---- SOURCE TEXT
The words "out of the jurisdiction of any particular state," as
used in § 5339, Rev.Stat., refer to the states of the Union, and
not to any separate particular community, and one committing the
crimes referred to in that section in the harbor of Honolulu in the
Territory of Hawaii is within the jurisdiction of the District
Court of the
Page 217 U. S. 235
United States for that Territory.
United
States v. Bevans, 3 Wheat. 337, and
Talbot v.
Silver Bow County, 139 U. S. 438,
distinguished. While, by § 5 of the Organic Act of the Territory of
Hawaii of April 30, 1890, c. 339, 31 Stat. 141, the Constitution of
the United States and laws not locally inapplicable were extended
to Hawaii, and by § 6 of that act laws of Hawaii not repealed and
not inconsistent with such Constitution and laws were left in
force, nothing in the act operated to leave intact the jurisdiction
of the territorial courts over crimes committed in the harbors of
Hawaiian ports exclusively cognizable by the courts of the United
States under § 5339, Rev.Stat.
A copy of the original certificate of enrollment of a vessel
certified under seal by the deputy collector of customs of the port
where issued which is in form as required by § 4155, Rev.Stat.,
held to be sufficient under the conditions of
identification of the signature and seal and § 882, Rev.Stat., to
prove the national character of the vessel upon which the crime was
committed by one indicted and tried under § 5339, Rev.Stat.
The facts are stated in the opinion.
--------
▸ **TASKS TO CARRY OUT**
1 > According to the case summary, what do the words "out of the jurisdiction of any particular state" in § 5339, Rev.Stat., refer to?
2 > Rewrite the lines of the listing as a numbered list, from the line holding "physician-phone-option-label: PHONE #" through the line holding "buying-billing-no-checkbox[interactable] xyxy=(657,486,669,498)", inclusive, leaving out blank lines.
---- EXERCISE INPUT
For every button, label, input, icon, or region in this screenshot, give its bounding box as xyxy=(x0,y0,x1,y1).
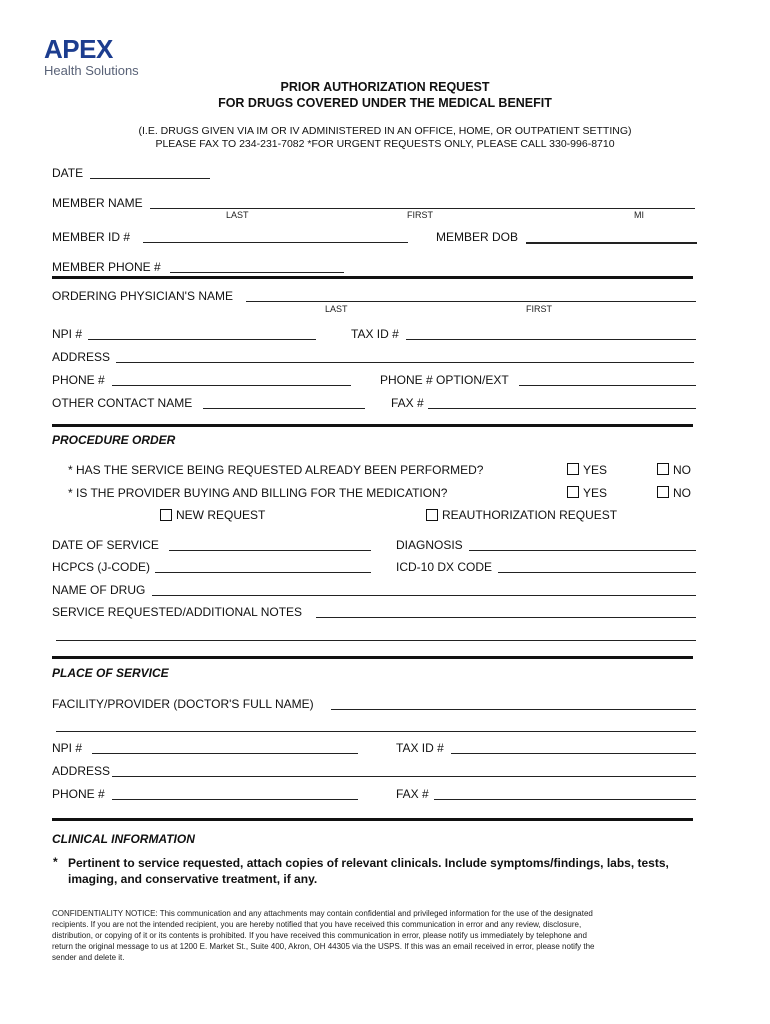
physician-phone-option-label: PHONE # OPTION/EXT xyxy=(380,373,509,387)
clinical-note-bullet: * xyxy=(53,855,58,869)
place-of-service-heading: PLACE OF SERVICE xyxy=(52,666,169,680)
date-field[interactable] xyxy=(90,178,210,179)
new-request-checkbox[interactable] xyxy=(160,509,172,521)
physician-npi-label: NPI # xyxy=(52,327,83,341)
physician-last-caption: LAST xyxy=(325,304,348,314)
physician-address-label: ADDRESS xyxy=(52,350,111,364)
service-performed-question: * HAS THE SERVICE BEING REQUESTED ALREADY BEEN PERFORMED? xyxy=(68,463,484,477)
member-name-last-caption: LAST xyxy=(226,210,249,220)
date-label: DATE xyxy=(52,166,84,180)
icd10-field[interactable] xyxy=(498,572,696,573)
facility-field[interactable] xyxy=(331,709,696,710)
confidentiality-line1: CONFIDENTIALITY NOTICE: This communication and any attachments may contain confidential and privileged information for the use of the designated xyxy=(52,909,593,918)
physician-tax-id-label: TAX ID # xyxy=(351,327,399,341)
hcpcs-label: HCPCS (J-CODE) xyxy=(52,560,150,574)
drug-name-field[interactable] xyxy=(152,595,696,596)
form-instructions-line1: (I.E. DRUGS GIVEN VIA IM OR IV ADMINISTERED IN AN OFFICE, HOME, OR OUTPATIENT SETTING) xyxy=(138,125,632,137)
facility-tax-id-label: TAX ID # xyxy=(396,741,444,755)
member-dob-label: MEMBER DOB xyxy=(436,230,519,244)
confidentiality-line5: sender and delete it. xyxy=(52,953,125,962)
member-name-first-caption: FIRST xyxy=(407,210,433,220)
clinical-information-heading: CLINICAL INFORMATION xyxy=(52,832,195,846)
diagnosis-field[interactable] xyxy=(469,550,696,551)
ordering-physician-label: ORDERING PHYSICIAN'S NAME xyxy=(52,289,233,303)
buying-billing-no-checkbox[interactable] xyxy=(657,486,669,498)
service-performed-yes-label: YES xyxy=(583,463,608,477)
member-name-field[interactable] xyxy=(150,208,695,209)
drug-name-label: NAME OF DRUG xyxy=(52,583,146,597)
apex-logo: APEX xyxy=(44,34,113,64)
member-id-field[interactable] xyxy=(143,242,408,243)
confidentiality-line3: distribution, or copying of it or its contents is prohibited. If you have received this communication in error, please notify us immediately by telephone and xyxy=(52,931,587,940)
physician-phone-option-field[interactable] xyxy=(519,385,696,386)
other-contact-field[interactable] xyxy=(203,408,365,409)
member-id-label: MEMBER ID # xyxy=(52,230,131,244)
facility-address-label: ADDRESS xyxy=(52,764,111,778)
service-performed-no-checkbox[interactable] xyxy=(657,463,669,475)
buying-billing-no-label: NO xyxy=(673,486,691,500)
buying-billing-yes-checkbox[interactable] xyxy=(567,486,579,498)
facility-fax-label: FAX # xyxy=(396,787,429,801)
service-notes-field[interactable] xyxy=(316,617,696,618)
procedure-order-heading: PROCEDURE ORDER xyxy=(52,433,176,447)
diagnosis-label: DIAGNOSIS xyxy=(396,538,463,552)
facility-tax-id-field[interactable] xyxy=(451,753,696,754)
physician-fax-label: FAX # xyxy=(391,396,424,410)
other-contact-label: OTHER CONTACT NAME xyxy=(52,396,193,410)
service-notes-field-line2[interactable] xyxy=(56,640,696,641)
facility-npi-field[interactable] xyxy=(92,753,358,754)
clinical-note-line2: imaging, and conservative treatment, if any. xyxy=(68,872,318,886)
hcpcs-field[interactable] xyxy=(155,572,371,573)
ordering-physician-field[interactable] xyxy=(246,301,696,302)
physician-phone-field[interactable] xyxy=(112,385,351,386)
date-of-service-field[interactable] xyxy=(169,550,371,551)
confidentiality-line2: recipients. If you are not the intended recipient, you are hereby notified that you have received this communication in error and any review, disclosure, xyxy=(52,920,582,929)
member-phone-field[interactable] xyxy=(170,272,344,273)
buying-billing-question: * IS THE PROVIDER BUYING AND BILLING FOR THE MEDICATION? xyxy=(68,486,448,500)
member-dob-field[interactable] xyxy=(526,242,697,244)
service-performed-no-label: NO xyxy=(673,463,691,477)
member-name-label: MEMBER NAME xyxy=(52,196,143,210)
member-phone-label: MEMBER PHONE # xyxy=(52,260,161,274)
physician-npi-field[interactable] xyxy=(88,339,316,340)
physician-fax-field[interactable] xyxy=(428,408,696,409)
facility-label: FACILITY/PROVIDER (DOCTOR'S FULL NAME) xyxy=(52,697,314,711)
buying-billing-yes-label: YES xyxy=(583,486,608,500)
form-instructions-line2: PLEASE FAX TO 234-231-7082 *FOR URGENT REQUESTS ONLY, PLEASE CALL 330-996-8710 xyxy=(155,138,615,150)
physician-address-field[interactable] xyxy=(116,362,694,363)
facility-fax-field[interactable] xyxy=(434,799,696,800)
service-notes-label: SERVICE REQUESTED/ADDITIONAL NOTES xyxy=(52,605,303,619)
service-performed-yes-checkbox[interactable] xyxy=(567,463,579,475)
reauthorization-checkbox[interactable] xyxy=(426,509,438,521)
physician-first-caption: FIRST xyxy=(526,304,552,314)
icd10-label: ICD-10 DX CODE xyxy=(396,560,493,574)
reauthorization-label: REAUTHORIZATION REQUEST xyxy=(442,508,618,522)
facility-phone-field[interactable] xyxy=(112,799,358,800)
physician-phone-label: PHONE # xyxy=(52,373,105,387)
clinical-note-line1: Pertinent to service requested, attach copies of relevant clinicals. Include symptoms/findings, labs, tests, xyxy=(68,856,669,870)
section-divider xyxy=(52,818,693,821)
physician-tax-id-field[interactable] xyxy=(406,339,696,340)
section-divider xyxy=(52,656,693,659)
facility-npi-label: NPI # xyxy=(52,741,83,755)
date-of-service-label: DATE OF SERVICE xyxy=(52,538,159,552)
member-name-mi-caption: MI xyxy=(634,210,644,220)
section-divider xyxy=(52,424,693,427)
section-divider xyxy=(52,276,693,279)
apex-logo-tagline: Health Solutions xyxy=(44,63,139,78)
new-request-label: NEW REQUEST xyxy=(176,508,266,522)
facility-phone-label: PHONE # xyxy=(52,787,105,801)
form-subtitle-title: FOR DRUGS COVERED UNDER THE MEDICAL BENEFIT xyxy=(218,96,552,110)
confidentiality-line4: return the original message to us at 1200 E. Market St., Suite 400, Akron, OH 44305 via the USPS. If this was an email received in error, please notify the xyxy=(52,942,595,951)
facility-field-line2[interactable] xyxy=(56,731,696,732)
facility-address-field[interactable] xyxy=(112,776,696,777)
form-title: PRIOR AUTHORIZATION REQUEST xyxy=(280,80,490,94)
--------
▸ **RESPONSES BY TASK**
1 > The states of the Union.

2 >
1. physician-phone-option-label: PHONE # OPTION/EXT xyxy=(380,373,509,387)
2. clinical-note-bullet: * xyxy=(53,855,58,869)
3. place-of-service-heading: PLACE OF SERVICE xyxy=(52,666,169,680)
4. date-field[interactable] xyxy=(90,178,210,179)
5. new-request-checkbox[interactable] xyxy=(160,509,172,521)
6. physician-npi-label: NPI # xyxy=(52,327,83,341)
7. physician-last-caption: LAST xyxy=(325,304,348,314)
8. physician-address-label: ADDRESS xyxy=(52,350,111,364)
9. service-performed-question: * HAS THE SERVICE BEING REQUESTED ALREADY BEEN PERFORMED? xyxy=(68,463,484,477)
10. member-name-last-caption: LAST xyxy=(226,210,249,220)
11. date-label: DATE xyxy=(52,166,84,180)
12. icd10-field[interactable] xyxy=(498,572,696,573)
13. facility-field[interactable] xyxy=(331,709,696,710)
14. confidentiality-line1: CONFIDENTIALITY NOTICE: This communication and any attachments may contain confidential and privileged information for the use of the designated xyxy=(52,909,593,918)
15. physician-tax-id-label: TAX ID # xyxy=(351,327,399,341)
16. hcpcs-label: HCPCS (J-CODE) xyxy=(52,560,150,574)
17. drug-name-field[interactable] xyxy=(152,595,696,596)
18. form-instructions-line1: (I.E. DRUGS GIVEN VIA IM OR IV ADMINISTERED IN AN OFFICE, HOME, OR OUTPATIENT SETTING) xyxy=(138,125,632,137)
19. facility-tax-id-label: TAX ID # xyxy=(396,741,444,755)
20. member-dob-label: MEMBER DOB xyxy=(436,230,519,244)
21. confidentiality-line5: sender and delete it. xyxy=(52,953,125,962)
22. member-name-first-caption: FIRST xyxy=(407,210,433,220)
23. clinical-information-heading: CLINICAL INFORMATION xyxy=(52,832,195,846)
24. diagnosis-field[interactable] xyxy=(469,550,696,551)
25. ordering-physician-label: ORDERING PHYSICIAN'S NAME xyxy=(52,289,233,303)
26. buying-billing-no-checkbox[interactable] xyxy=(657,486,669,498)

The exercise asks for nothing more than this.